> [INFORMATION GIVEN]
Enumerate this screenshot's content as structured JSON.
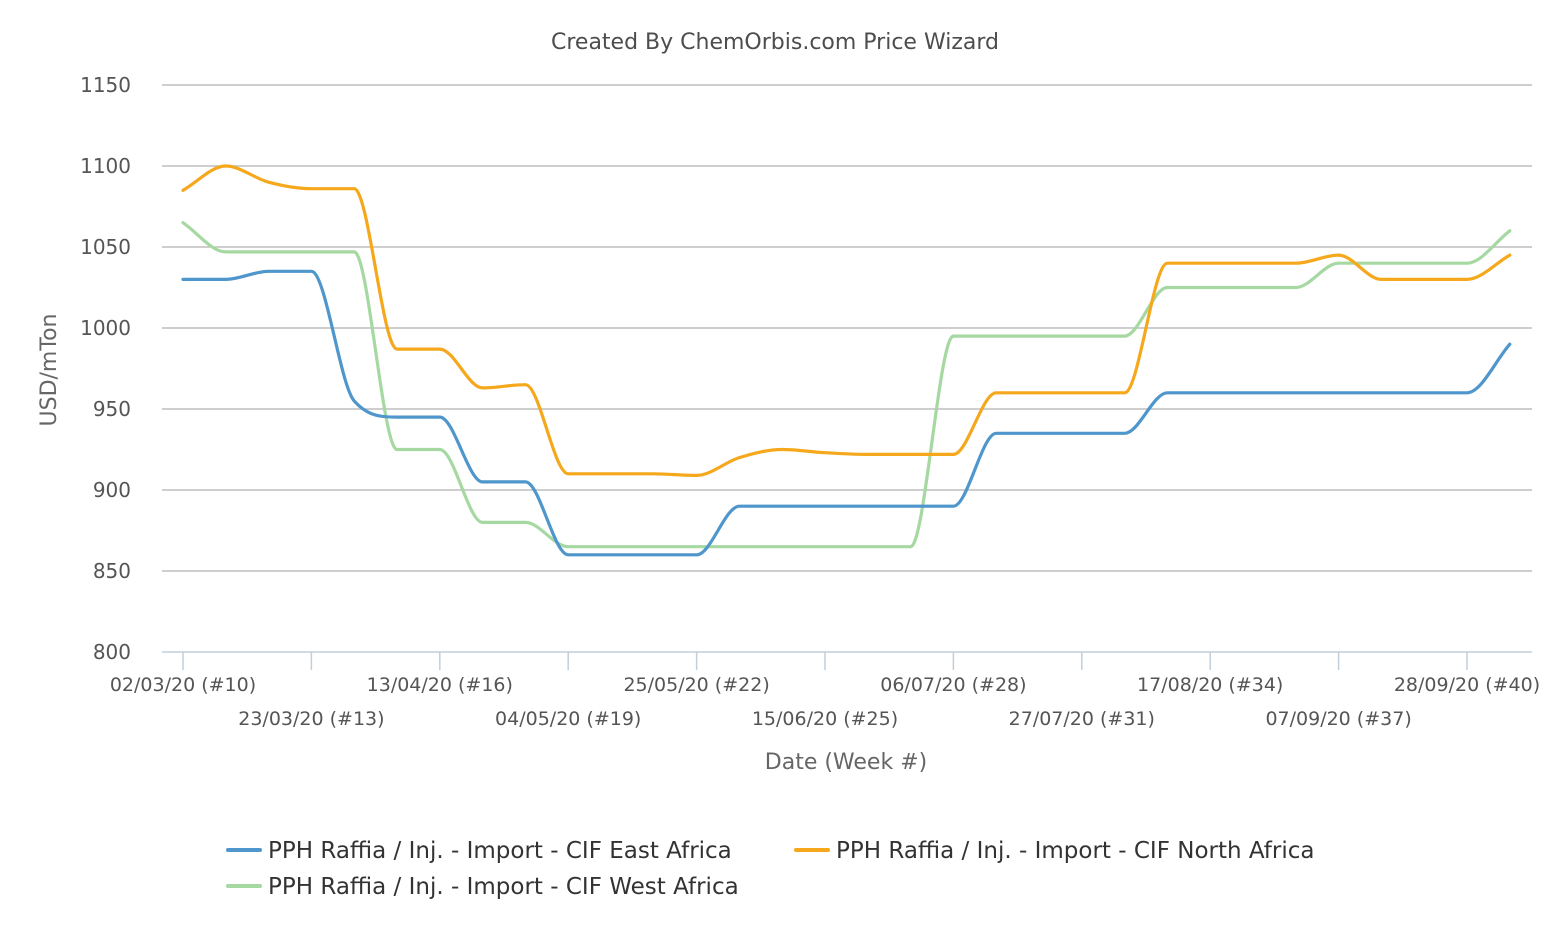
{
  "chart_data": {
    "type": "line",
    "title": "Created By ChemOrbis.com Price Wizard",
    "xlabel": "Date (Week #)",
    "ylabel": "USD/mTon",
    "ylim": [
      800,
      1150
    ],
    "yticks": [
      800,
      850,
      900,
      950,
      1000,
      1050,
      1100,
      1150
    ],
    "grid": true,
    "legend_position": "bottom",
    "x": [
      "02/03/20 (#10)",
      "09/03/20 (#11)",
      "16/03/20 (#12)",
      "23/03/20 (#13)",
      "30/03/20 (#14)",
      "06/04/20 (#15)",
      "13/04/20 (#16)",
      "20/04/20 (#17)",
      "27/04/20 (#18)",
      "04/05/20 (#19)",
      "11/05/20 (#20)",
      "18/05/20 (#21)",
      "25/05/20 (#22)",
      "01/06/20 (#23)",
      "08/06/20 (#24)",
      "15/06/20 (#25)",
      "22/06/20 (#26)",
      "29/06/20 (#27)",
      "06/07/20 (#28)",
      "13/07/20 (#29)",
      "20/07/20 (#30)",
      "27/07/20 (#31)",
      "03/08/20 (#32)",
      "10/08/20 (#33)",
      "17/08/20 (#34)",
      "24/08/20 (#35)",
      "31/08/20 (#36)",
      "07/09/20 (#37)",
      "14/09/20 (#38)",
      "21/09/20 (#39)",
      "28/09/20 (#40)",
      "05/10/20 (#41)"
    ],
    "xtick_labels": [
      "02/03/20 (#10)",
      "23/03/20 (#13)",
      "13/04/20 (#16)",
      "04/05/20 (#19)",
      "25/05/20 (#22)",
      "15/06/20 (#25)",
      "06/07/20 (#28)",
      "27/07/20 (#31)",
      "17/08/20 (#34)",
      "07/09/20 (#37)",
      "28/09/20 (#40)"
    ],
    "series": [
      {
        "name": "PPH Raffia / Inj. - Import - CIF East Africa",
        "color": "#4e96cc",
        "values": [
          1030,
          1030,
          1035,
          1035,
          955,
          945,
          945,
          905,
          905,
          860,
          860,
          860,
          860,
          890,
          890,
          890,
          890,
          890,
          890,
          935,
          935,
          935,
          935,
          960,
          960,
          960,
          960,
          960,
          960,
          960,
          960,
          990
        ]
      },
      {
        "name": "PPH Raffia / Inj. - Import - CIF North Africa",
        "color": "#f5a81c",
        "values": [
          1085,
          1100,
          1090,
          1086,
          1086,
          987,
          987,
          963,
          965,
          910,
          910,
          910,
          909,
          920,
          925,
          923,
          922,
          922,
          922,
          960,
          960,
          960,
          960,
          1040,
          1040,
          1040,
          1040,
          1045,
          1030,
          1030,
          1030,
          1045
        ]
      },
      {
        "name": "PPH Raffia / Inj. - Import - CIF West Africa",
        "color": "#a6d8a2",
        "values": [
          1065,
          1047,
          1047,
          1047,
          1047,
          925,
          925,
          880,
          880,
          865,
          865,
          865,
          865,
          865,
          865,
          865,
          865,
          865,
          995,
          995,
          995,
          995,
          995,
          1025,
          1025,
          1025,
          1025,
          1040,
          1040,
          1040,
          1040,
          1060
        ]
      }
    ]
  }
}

> [EXERCISE DETAILS] Look through the data and show every line containing "color".

> [RESPONSE TO THIS EXERCISE]
        "color": "#4e96cc",
        "color": "#f5a81c",
        "color": "#a6d8a2",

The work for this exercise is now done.